Set task:
All material below is to be reproduced exactly.

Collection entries

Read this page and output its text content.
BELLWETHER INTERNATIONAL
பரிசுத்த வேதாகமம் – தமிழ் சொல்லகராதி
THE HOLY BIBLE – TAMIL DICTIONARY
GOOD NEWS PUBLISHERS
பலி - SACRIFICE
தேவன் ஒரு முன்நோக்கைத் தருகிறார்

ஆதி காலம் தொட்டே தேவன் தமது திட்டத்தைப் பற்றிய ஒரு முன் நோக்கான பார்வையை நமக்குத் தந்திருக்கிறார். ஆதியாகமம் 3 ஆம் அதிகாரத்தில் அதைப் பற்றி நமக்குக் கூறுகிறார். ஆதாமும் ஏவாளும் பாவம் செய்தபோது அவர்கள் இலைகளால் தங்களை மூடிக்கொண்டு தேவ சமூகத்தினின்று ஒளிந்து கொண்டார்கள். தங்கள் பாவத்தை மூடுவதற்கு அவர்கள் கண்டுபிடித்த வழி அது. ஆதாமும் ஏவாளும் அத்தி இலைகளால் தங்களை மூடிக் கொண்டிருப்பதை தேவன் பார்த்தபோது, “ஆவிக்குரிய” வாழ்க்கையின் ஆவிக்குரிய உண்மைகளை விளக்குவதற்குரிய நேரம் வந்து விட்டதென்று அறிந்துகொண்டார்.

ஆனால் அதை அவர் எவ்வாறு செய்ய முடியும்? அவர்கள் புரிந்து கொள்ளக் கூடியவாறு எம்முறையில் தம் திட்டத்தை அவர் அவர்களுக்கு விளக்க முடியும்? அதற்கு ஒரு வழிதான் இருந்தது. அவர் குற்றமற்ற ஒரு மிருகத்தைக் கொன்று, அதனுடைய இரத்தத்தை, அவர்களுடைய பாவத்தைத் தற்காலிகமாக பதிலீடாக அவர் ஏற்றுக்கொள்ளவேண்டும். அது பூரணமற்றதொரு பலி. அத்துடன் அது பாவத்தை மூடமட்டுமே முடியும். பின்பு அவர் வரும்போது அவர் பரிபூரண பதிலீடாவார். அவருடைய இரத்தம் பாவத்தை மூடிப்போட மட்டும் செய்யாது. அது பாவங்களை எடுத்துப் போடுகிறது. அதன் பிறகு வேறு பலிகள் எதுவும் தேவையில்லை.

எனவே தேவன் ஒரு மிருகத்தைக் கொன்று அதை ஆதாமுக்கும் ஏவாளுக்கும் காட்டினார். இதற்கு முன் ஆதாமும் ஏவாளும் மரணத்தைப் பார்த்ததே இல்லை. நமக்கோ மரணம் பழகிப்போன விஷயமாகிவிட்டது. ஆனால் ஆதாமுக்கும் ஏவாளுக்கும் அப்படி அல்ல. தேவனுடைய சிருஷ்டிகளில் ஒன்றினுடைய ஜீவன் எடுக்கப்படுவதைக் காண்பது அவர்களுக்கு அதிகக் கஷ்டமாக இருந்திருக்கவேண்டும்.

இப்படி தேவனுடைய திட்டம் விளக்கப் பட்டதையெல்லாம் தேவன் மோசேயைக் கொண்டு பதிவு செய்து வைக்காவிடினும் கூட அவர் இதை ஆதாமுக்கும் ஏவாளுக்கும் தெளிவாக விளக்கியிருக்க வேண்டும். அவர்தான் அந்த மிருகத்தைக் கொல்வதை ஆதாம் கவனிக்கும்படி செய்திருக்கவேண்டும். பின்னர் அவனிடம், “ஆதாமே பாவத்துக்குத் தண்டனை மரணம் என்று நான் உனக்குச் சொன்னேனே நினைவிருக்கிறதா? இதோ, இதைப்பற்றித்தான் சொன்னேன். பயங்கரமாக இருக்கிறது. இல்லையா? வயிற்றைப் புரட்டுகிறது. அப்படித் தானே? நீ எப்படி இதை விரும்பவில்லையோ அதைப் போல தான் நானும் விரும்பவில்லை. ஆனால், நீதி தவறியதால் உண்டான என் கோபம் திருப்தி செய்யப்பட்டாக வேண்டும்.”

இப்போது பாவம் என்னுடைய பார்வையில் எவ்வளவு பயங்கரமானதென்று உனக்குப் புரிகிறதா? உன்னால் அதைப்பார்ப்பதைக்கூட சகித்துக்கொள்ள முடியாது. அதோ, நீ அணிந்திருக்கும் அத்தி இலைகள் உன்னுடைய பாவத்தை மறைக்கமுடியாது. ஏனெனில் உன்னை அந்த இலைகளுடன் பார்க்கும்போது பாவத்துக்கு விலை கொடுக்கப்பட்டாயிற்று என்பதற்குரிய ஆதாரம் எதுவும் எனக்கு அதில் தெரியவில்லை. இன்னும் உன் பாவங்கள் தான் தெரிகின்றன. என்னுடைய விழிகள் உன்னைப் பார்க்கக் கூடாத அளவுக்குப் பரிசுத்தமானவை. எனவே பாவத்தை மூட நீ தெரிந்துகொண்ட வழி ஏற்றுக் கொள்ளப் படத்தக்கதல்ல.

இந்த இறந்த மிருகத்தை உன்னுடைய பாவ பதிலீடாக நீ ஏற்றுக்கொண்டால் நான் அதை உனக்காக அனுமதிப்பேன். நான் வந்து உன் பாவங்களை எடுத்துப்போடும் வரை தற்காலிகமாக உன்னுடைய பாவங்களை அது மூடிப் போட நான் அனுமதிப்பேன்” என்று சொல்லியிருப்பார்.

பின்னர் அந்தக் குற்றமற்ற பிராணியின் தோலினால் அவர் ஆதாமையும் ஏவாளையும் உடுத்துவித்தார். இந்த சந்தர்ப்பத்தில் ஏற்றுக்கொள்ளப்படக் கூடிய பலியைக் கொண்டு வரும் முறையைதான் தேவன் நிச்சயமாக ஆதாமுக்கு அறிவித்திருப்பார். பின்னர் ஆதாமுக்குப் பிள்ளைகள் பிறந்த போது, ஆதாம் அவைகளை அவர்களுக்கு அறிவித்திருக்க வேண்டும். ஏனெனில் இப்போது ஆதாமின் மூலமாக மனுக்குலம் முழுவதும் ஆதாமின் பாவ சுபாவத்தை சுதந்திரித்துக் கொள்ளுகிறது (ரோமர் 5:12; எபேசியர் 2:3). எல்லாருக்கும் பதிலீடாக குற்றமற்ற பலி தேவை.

Answer:
Read this page and output its text content.
BELLWETHER INTERNATIONAL
பரிசுத்த வேதாகமம் – தமிழ் சொல்லகராதி
THE HOLY BIBLE – TAMIL DICTIONARY
GOOD NEWS PUBLISHERS
பலி - SACRIFICE
தேவன் ஒரு முன்நோக்கைத் தருகிறார்

ஆதி காலம் தொட்டே தேவன் தமது திட்டத்தைப் பற்றிய ஒரு முன் நோக்கான பார்வையை நமக்குத் தந்திருக்கிறார். ஆதியாகமம் 3 ஆம் அதிகாரத்தில் அதைப் பற்றி நமக்குக் கூறுகிறார். ஆதாமும் ஏவாளும் பாவம் செய்தபோது அவர்கள் இலைகளால் தங்களை மூடிக்கொண்டு தேவ சமூகத்தினின்று ஒளிந்து கொண்டார்கள். தங்கள் பாவத்தை மூடுவதற்கு அவர்கள் கண்டுபிடித்த வழி அது. ஆதாமும் ஏவாளும் அத்தி இலைகளால் தங்களை மூடிக் கொண்டிருப்பதை தேவன் பார்த்தபோது, “ஆவிக்குரிய” வாழ்க்கையின் ஆவிக்குரிய உண்மைகளை விளக்குவதற்குரிய நேரம் வந்து விட்டதென்று அறிந்துகொண்டார்.

ஆனால் அதை அவர் எவ்வாறு செய்ய முடியும்? அவர்கள் புரிந்து கொள்ளக் கூடியவாறு எம்முறையில் தம் திட்டத்தை அவர் அவர்களுக்கு விளக்க முடியும்? அதற்கு ஒரு வழிதான் இருந்தது. அவர் குற்றமற்ற ஒரு மிருகத்தைக் கொன்று, அதனுடைய இரத்தத்தை, அவர்களுடைய பாவத்தைத் தற்காலிகமாக பதிலீடாக அவர் ஏற்றுக்கொள்ளவேண்டும். அது பூரணமற்றதொரு பலி. அத்துடன் அது பாவத்தை மூடமட்டுமே முடியும். பின்பு அவர் வரும்போது அவர் பரிபூரண பதிலீடாவார். அவருடைய இரத்தம் பாவத்தை மூடிப்போட மட்டும் செய்யாது. அது பாவங்களை எடுத்துப் போடுகிறது. அதன் பிறகு வேறு பலிகள் எதுவும் தேவையில்லை.

எனவே தேவன் ஒரு மிருகத்தைக் கொன்று அதை ஆதாமுக்கும் ஏவாளுக்கும் காட்டினார். இதற்கு முன் ஆதாமும் ஏவாளும் மரணத்தைப் பார்த்ததே இல்லை. நமக்கோ மரணம் பழகிப்போன விஷயமாகிவிட்டது. ஆனால் ஆதாமுக்கும் ஏவாளுக்கும் அப்படி அல்ல. தேவனுடைய சிருஷ்டிகளில் ஒன்றினுடைய ஜீவன் எடுக்கப்படுவதைக் காண்பது அவர்களுக்கு அதிகக் கஷ்டமாக இருந்திருக்கவேண்டும்.

இப்படி தேவனுடைய திட்டம் விளக்கப் பட்டதையெல்லாம் தேவன் மோசேயைக் கொண்டு பதிவு செய்து வைக்காவிடினும் கூட அவர் இதை ஆதாமுக்கும் ஏவாளுக்கும் தெளிவாக விளக்கியிருக்க வேண்டும். அவர்தான் அந்த மிருகத்தைக் கொல்வதை ஆதாம் கவனிக்கும்படி செய்திருக்கவேண்டும். பின்னர் அவனிடம், “ஆதாமே பாவத்துக்குத் தண்டனை மரணம் என்று நான் உனக்குச் சொன்னேனே நினைவிருக்கிறதா? இதோ, இதைப்பற்றித்தான் சொன்னேன். பயங்கரமாக இருக்கிறது. இல்லையா? வயிற்றைப் புரட்டுகிறது. அப்படித் தானே? நீ எப்படி இதை விரும்பவில்லையோ அதைப் போல தான் நானும் விரும்பவில்லை. ஆனால், நீதி தவறியதால் உண்டான என் கோபம் திருப்தி செய்யப்பட்டாக வேண்டும்.”

இப்போது பாவம் என்னுடைய பார்வையில் எவ்வளவு பயங்கரமானதென்று உனக்குப் புரிகிறதா? உன்னால் அதைப்பார்ப்பதைக்கூட சகித்துக்கொள்ள முடியாது. அதோ, நீ அணிந்திருக்கும் அத்தி இலைகள் உன்னுடைய பாவத்தை மறைக்கமுடியாது. ஏனெனில் உன்னை அந்த இலைகளுடன் பார்க்கும்போது பாவத்துக்கு விலை கொடுக்கப்பட்டாயிற்று என்பதற்குரிய ஆதாரம் எதுவும் எனக்கு அதில் தெரியவில்லை. இன்னும் உன் பாவங்கள் தான் தெரிகின்றன. என்னுடைய விழிகள் உன்னைப் பார்க்கக் கூடாத அளவுக்குப் பரிசுத்தமானவை. எனவே பாவத்தை மூட நீ தெரிந்துகொண்ட வழி ஏற்றுக் கொள்ளப் படத்தக்கதல்ல.

இந்த இறந்த மிருகத்தை உன்னுடைய பாவ பதிலீடாக நீ ஏற்றுக்கொண்டால் நான் அதை உனக்காக அனுமதிப்பேன். நான் வந்து உன் பாவங்களை எடுத்துப்போடும் வரை தற்காலிகமாக உன்னுடைய பாவங்களை அது மூடிப் போட நான் அனுமதிப்பேன்” என்று சொல்லியிருப்பார்.

பின்னர் அந்தக் குற்றமற்ற பிராணியின் தோலினால் அவர் ஆதாமையும் ஏவாளையும் உடுத்துவித்தார். இந்த சந்தர்ப்பத்தில் ஏற்றுக்கொள்ளப்படக் கூடிய பலியைக் கொண்டு வரும் முறையைதான் தேவன் நிச்சயமாக ஆதாமுக்கு அறிவித்திருப்பார். பின்னர் ஆதாமுக்குப் பிள்ளைகள் பிறந்த போது, ஆதாம் அவைகளை அவர்களுக்கு அறிவித்திருக்க வேண்டும். ஏனெனில் இப்போது ஆதாமின் மூலமாக மனுக்குலம் முழுவதும் ஆதாமின் பாவ சுபாவத்தை சுதந்திரித்துக் கொள்ளுகிறது (ரோமர் 5:12; எபேசியர் 2:3). எல்லாருக்கும் பதிலீடாக குற்றமற்ற பலி தேவை.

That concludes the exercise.